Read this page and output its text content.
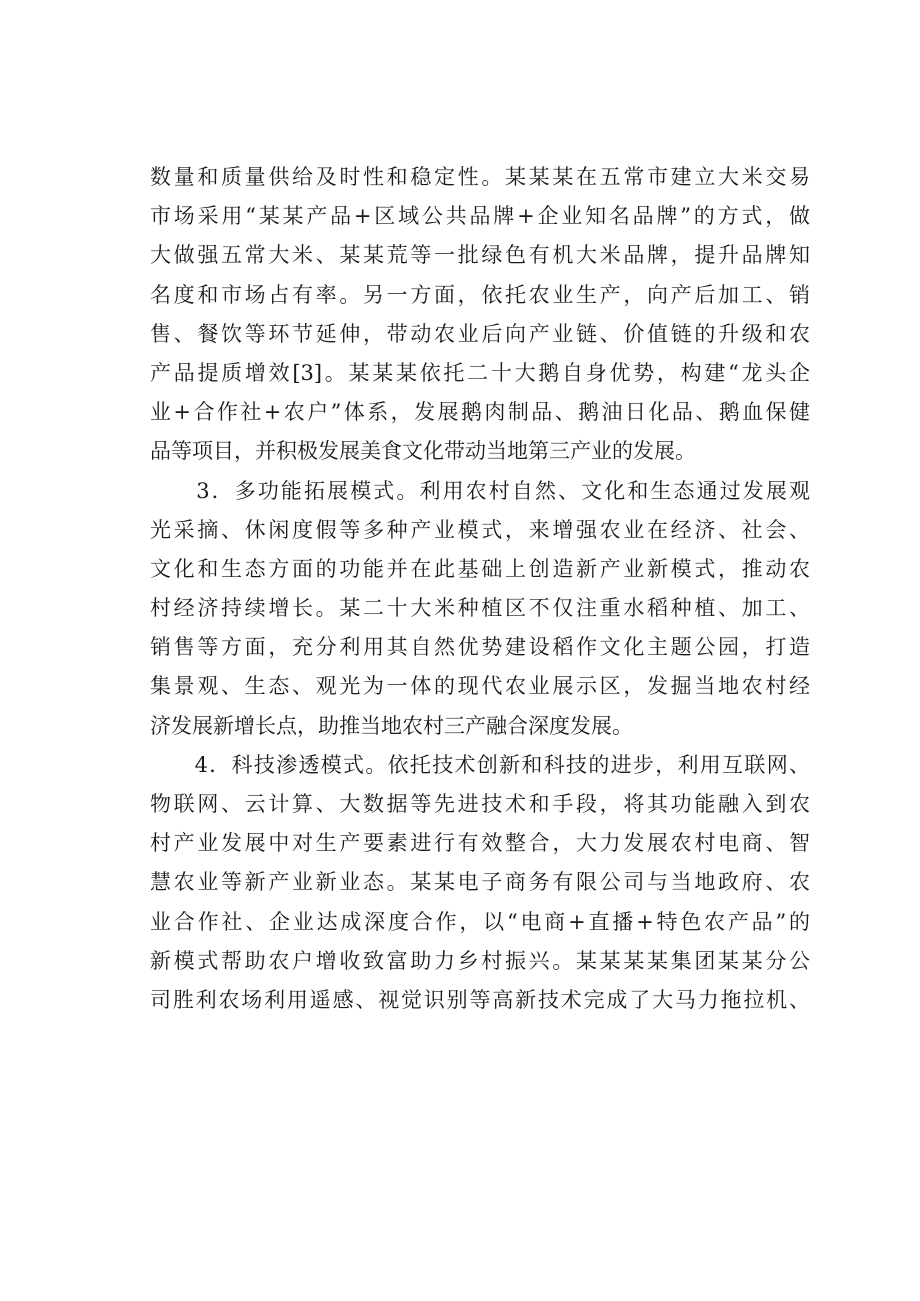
数量和质量供给及时性和稳定性。某某某在五常市建立大米交易
市场采用“某某产品+区域公共品牌+企业知名品牌”的方式，做
大做强五常大米、某某荒等一批绿色有机大米品牌，提升品牌知
名度和市场占有率。另一方面，依托农业生产，向产后加工、销
售、餐饮等环节延伸，带动农业后向产业链、价值链的升级和农
产品提质增效[3]。某某某依托二十大鹅自身优势，构建“龙头企
业+合作社+农户”体系，发展鹅肉制品、鹅油日化品、鹅血保健
品等项目，并积极发展美食文化带动当地第三产业的发展。
　　3．多功能拓展模式。利用农村自然、文化和生态通过发展观
光采摘、休闲度假等多种产业模式，来增强农业在经济、社会、
文化和生态方面的功能并在此基础上创造新产业新模式，推动农
村经济持续增长。某二十大米种植区不仅注重水稻种植、加工、
销售等方面，充分利用其自然优势建设稻作文化主题公园，打造
集景观、生态、观光为一体的现代农业展示区，发掘当地农村经
济发展新增长点，助推当地农村三产融合深度发展。
　　4．科技渗透模式。依托技术创新和科技的进步，利用互联网、
物联网、云计算、大数据等先进技术和手段，将其功能融入到农
村产业发展中对生产要素进行有效整合，大力发展农村电商、智
慧农业等新产业新业态。某某电子商务有限公司与当地政府、农
业合作社、企业达成深度合作，以“电商+直播+特色农产品”的
新模式帮助农户增收致富助力乡村振兴。某某某某集团某某分公
司胜利农场利用遥感、视觉识别等高新技术完成了大马力拖拉机、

•••••

- [The exercise]: Apart from the pictures, the entries above are to be repeated in full and exactly.

- [Full response]:
Read this page and output its text content.
数量和质量供给及时性和稳定性。某某某在五常市建立大米交易
市场采用“某某产品+区域公共品牌+企业知名品牌”的方式，做
大做强五常大米、某某荒等一批绿色有机大米品牌，提升品牌知
名度和市场占有率。另一方面，依托农业生产，向产后加工、销
售、餐饮等环节延伸，带动农业后向产业链、价值链的升级和农
产品提质增效[3]。某某某依托二十大鹅自身优势，构建“龙头企
业+合作社+农户”体系，发展鹅肉制品、鹅油日化品、鹅血保健
品等项目，并积极发展美食文化带动当地第三产业的发展。
　　3．多功能拓展模式。利用农村自然、文化和生态通过发展观
光采摘、休闲度假等多种产业模式，来增强农业在经济、社会、
文化和生态方面的功能并在此基础上创造新产业新模式，推动农
村经济持续增长。某二十大米种植区不仅注重水稻种植、加工、
销售等方面，充分利用其自然优势建设稻作文化主题公园，打造
集景观、生态、观光为一体的现代农业展示区，发掘当地农村经
济发展新增长点，助推当地农村三产融合深度发展。
　　4．科技渗透模式。依托技术创新和科技的进步，利用互联网、
物联网、云计算、大数据等先进技术和手段，将其功能融入到农
村产业发展中对生产要素进行有效整合，大力发展农村电商、智
慧农业等新产业新业态。某某电子商务有限公司与当地政府、农
业合作社、企业达成深度合作，以“电商+直播+特色农产品”的
新模式帮助农户增收致富助力乡村振兴。某某某某集团某某分公
司胜利农场利用遥感、视觉识别等高新技术完成了大马力拖拉机、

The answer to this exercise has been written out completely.